-- Source data start --

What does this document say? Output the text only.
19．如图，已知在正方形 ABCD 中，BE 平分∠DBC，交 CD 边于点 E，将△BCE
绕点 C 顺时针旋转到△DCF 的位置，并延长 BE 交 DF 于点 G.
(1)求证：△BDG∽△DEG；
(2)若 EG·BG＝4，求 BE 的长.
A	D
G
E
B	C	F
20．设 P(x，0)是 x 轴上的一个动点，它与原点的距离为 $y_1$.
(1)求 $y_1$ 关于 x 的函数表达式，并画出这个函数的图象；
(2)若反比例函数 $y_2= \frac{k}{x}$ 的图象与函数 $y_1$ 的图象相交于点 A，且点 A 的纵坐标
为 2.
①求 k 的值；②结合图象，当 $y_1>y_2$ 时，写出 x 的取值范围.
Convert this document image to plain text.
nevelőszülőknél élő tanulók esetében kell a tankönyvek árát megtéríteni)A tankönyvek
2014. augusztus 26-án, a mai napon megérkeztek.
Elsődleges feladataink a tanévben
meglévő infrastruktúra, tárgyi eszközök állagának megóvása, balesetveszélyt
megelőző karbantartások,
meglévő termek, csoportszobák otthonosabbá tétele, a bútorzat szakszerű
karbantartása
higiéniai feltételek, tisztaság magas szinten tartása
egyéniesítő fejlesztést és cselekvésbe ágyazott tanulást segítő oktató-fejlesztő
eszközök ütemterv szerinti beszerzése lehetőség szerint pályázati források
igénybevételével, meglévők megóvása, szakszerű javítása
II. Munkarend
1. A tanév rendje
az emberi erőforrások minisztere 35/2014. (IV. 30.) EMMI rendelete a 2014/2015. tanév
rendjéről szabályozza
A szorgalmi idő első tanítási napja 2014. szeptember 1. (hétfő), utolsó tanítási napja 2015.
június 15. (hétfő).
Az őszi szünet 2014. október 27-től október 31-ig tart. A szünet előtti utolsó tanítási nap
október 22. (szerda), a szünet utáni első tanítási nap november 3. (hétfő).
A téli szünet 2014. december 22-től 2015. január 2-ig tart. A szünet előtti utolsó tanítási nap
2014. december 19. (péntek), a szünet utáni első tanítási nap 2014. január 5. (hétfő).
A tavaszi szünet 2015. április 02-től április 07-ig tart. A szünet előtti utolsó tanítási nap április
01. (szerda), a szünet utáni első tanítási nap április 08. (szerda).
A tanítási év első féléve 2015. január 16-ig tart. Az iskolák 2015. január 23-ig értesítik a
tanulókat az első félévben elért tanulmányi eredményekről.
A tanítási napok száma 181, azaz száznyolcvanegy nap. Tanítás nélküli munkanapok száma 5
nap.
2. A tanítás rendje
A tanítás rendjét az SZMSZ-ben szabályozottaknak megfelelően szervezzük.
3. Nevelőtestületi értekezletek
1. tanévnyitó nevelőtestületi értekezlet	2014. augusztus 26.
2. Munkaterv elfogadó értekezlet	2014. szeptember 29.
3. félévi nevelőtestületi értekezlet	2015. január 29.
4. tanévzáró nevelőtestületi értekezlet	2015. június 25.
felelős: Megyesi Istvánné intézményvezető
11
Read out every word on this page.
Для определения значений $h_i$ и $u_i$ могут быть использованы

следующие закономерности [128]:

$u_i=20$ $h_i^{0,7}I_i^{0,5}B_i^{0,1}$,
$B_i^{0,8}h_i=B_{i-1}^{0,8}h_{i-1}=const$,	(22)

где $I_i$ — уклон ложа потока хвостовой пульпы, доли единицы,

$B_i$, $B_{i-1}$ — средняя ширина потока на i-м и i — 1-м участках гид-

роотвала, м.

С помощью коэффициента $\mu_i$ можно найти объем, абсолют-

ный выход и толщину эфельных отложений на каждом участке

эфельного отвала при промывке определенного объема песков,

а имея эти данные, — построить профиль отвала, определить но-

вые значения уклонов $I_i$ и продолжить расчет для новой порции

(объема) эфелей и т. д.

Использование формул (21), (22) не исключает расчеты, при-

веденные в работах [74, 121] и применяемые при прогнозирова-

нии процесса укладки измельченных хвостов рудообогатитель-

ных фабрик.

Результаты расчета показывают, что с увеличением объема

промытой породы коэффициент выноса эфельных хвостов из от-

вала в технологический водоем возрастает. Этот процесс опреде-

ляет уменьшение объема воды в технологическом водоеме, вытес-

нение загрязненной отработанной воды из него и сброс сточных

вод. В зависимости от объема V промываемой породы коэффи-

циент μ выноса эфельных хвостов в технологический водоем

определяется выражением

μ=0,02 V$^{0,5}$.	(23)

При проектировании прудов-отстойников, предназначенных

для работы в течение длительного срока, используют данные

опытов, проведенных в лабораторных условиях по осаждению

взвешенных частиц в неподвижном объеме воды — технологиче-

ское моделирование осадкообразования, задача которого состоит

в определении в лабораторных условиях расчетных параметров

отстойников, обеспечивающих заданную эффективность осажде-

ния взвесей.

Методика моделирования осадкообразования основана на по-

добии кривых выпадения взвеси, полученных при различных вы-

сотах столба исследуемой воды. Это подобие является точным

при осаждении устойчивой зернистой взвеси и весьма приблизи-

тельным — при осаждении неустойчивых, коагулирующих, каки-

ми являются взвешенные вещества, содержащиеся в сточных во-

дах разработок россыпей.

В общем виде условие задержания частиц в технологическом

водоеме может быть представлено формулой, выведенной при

-- Source data end --

Work to be completed :: Search the entries for the word "január" and gather every line where it appears.

Solution to this problem ::
A téli szünet 2014. december 22-től 2015. január 2-ig tart. A szünet előtti utolsó tanítási nap
2014. december 19. (péntek), a szünet utáni első tanítási nap 2014. január 5. (hétfő).
A tanítási év első féléve 2015. január 16-ig tart. Az iskolák 2015. január 23-ig értesítik a
3. félévi nevelőtestületi értekezlet	2015. január 29.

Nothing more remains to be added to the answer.